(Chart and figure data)
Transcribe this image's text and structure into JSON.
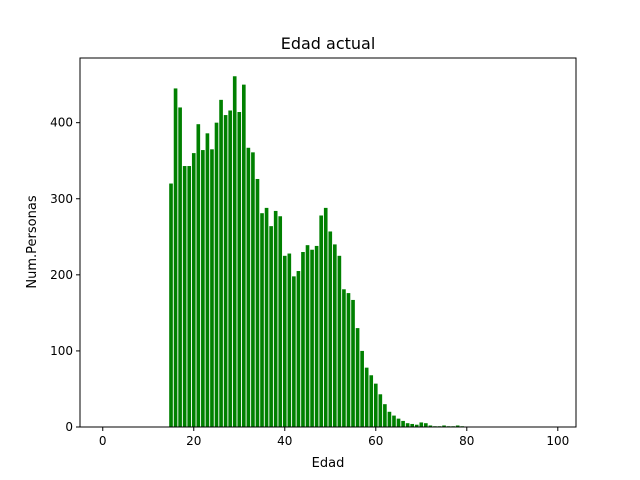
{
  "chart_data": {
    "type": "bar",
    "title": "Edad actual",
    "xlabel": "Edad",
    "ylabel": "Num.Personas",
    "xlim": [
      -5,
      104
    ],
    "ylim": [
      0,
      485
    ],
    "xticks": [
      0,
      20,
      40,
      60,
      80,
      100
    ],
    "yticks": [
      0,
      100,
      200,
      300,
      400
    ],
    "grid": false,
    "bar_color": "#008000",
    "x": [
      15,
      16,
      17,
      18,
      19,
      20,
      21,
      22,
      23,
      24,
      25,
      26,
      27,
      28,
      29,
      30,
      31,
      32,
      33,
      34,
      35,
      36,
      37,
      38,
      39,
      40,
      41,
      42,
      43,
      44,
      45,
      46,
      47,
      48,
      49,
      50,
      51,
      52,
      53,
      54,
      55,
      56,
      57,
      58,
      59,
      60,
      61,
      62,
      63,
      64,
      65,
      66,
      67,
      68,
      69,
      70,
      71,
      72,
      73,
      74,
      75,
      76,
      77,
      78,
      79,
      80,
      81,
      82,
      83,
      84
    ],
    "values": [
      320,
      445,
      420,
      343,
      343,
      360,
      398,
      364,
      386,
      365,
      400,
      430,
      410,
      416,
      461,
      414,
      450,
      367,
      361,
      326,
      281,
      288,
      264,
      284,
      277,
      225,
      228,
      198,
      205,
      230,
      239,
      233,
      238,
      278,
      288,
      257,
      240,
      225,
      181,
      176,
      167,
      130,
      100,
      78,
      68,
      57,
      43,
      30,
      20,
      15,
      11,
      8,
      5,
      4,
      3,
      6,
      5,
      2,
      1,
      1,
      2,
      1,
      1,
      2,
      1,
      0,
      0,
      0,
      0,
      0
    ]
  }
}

What you are asked to do: The data above needs to be retyped exactly, with the images left out.

The output:
Transcribe this image's text and structure into JSON.
{
  "chart_data": {
    "type": "bar",
    "title": "Edad actual",
    "xlabel": "Edad",
    "ylabel": "Num.Personas",
    "xlim": [
      -5,
      104
    ],
    "ylim": [
      0,
      485
    ],
    "xticks": [
      0,
      20,
      40,
      60,
      80,
      100
    ],
    "yticks": [
      0,
      100,
      200,
      300,
      400
    ],
    "grid": false,
    "bar_color": "#008000",
    "x": [
      15,
      16,
      17,
      18,
      19,
      20,
      21,
      22,
      23,
      24,
      25,
      26,
      27,
      28,
      29,
      30,
      31,
      32,
      33,
      34,
      35,
      36,
      37,
      38,
      39,
      40,
      41,
      42,
      43,
      44,
      45,
      46,
      47,
      48,
      49,
      50,
      51,
      52,
      53,
      54,
      55,
      56,
      57,
      58,
      59,
      60,
      61,
      62,
      63,
      64,
      65,
      66,
      67,
      68,
      69,
      70,
      71,
      72,
      73,
      74,
      75,
      76,
      77,
      78,
      79,
      80,
      81,
      82,
      83,
      84
    ],
    "values": [
      320,
      445,
      420,
      343,
      343,
      360,
      398,
      364,
      386,
      365,
      400,
      430,
      410,
      416,
      461,
      414,
      450,
      367,
      361,
      326,
      281,
      288,
      264,
      284,
      277,
      225,
      228,
      198,
      205,
      230,
      239,
      233,
      238,
      278,
      288,
      257,
      240,
      225,
      181,
      176,
      167,
      130,
      100,
      78,
      68,
      57,
      43,
      30,
      20,
      15,
      11,
      8,
      5,
      4,
      3,
      6,
      5,
      2,
      1,
      1,
      2,
      1,
      1,
      2,
      1,
      0,
      0,
      0,
      0,
      0
    ]
  }
}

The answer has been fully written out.